## Begin DATA SUPPLIED
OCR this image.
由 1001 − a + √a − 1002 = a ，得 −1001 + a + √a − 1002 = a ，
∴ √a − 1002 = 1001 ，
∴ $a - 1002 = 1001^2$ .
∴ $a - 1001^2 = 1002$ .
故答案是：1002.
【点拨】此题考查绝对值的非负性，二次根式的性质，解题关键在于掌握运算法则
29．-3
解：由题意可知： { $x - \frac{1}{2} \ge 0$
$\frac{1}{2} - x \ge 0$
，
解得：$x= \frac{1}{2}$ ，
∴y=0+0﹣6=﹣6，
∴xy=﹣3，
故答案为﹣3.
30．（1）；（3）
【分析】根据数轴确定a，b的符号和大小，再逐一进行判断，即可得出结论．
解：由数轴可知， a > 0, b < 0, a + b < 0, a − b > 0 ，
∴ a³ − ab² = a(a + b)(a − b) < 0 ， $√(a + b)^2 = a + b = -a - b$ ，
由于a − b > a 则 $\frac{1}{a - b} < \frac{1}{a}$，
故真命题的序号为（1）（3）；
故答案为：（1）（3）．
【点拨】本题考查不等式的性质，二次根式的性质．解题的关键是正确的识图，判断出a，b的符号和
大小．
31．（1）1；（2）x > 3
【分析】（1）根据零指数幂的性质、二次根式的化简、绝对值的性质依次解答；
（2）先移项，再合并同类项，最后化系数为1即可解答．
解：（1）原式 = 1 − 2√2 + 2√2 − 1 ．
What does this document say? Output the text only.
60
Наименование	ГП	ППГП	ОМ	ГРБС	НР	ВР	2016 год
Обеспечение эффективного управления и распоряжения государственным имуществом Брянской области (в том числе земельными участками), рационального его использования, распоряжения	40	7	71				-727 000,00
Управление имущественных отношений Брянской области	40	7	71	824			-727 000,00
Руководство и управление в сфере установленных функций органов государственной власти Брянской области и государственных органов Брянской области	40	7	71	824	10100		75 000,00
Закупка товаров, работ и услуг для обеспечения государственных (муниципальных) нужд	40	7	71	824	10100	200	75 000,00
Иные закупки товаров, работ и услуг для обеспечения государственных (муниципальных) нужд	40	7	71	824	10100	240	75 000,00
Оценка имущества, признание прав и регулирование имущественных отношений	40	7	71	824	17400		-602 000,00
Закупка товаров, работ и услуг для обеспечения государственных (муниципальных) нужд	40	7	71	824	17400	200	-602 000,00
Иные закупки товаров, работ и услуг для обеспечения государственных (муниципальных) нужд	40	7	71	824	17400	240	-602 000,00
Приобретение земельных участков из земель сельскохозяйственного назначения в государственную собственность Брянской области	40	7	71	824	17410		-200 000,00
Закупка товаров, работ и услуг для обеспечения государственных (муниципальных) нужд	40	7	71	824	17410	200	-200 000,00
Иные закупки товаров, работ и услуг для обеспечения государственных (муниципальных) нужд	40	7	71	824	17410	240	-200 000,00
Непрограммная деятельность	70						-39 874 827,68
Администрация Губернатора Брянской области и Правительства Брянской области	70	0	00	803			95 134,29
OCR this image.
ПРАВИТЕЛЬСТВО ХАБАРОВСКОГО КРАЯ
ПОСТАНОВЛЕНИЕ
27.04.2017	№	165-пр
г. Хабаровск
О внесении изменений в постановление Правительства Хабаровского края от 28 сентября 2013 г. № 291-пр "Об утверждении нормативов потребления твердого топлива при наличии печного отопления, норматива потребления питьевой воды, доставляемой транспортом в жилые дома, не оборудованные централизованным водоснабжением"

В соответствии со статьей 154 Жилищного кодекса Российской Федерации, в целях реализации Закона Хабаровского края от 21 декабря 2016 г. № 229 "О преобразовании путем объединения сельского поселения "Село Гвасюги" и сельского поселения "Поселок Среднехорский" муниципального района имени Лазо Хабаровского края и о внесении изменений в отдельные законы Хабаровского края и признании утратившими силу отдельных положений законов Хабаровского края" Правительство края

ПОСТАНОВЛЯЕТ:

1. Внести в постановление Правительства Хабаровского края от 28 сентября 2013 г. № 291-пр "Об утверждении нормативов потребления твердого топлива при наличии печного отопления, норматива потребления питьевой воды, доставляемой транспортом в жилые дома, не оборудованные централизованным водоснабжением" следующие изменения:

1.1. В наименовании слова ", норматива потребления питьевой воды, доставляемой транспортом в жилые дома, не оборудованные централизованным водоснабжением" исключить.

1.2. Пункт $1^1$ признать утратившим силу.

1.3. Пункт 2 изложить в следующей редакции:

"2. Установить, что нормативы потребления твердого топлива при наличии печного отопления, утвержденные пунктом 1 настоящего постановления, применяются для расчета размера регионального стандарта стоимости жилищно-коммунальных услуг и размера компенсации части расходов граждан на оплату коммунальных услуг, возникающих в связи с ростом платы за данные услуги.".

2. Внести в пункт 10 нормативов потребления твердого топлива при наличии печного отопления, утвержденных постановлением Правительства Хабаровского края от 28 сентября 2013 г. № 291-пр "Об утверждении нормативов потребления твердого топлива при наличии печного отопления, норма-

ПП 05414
## End DATA SUPPLIED
## [TASK DETAILS]
Sift the material for lines with the string "Брянской". Copy each one found.

## [OUTPUT BELOW]
Обеспечение эффективного управления и распоряжения государственным имуществом Брянской области (в том числе земельными участками), рационального его использования, распоряжения	40	7	71				-727 000,00
Управление имущественных отношений Брянской области	40	7	71	824			-727 000,00
Руководство и управление в сфере установленных функций органов государственной власти Брянской области и государственных органов Брянской области	40	7	71	824	10100		75 000,00
Приобретение земельных участков из земель сельскохозяйственного назначения в государственную собственность Брянской области	40	7	71	824	17410		-200 000,00
Администрация Губернатора Брянской области и Правительства Брянской области	70	0	00	803			95 134,29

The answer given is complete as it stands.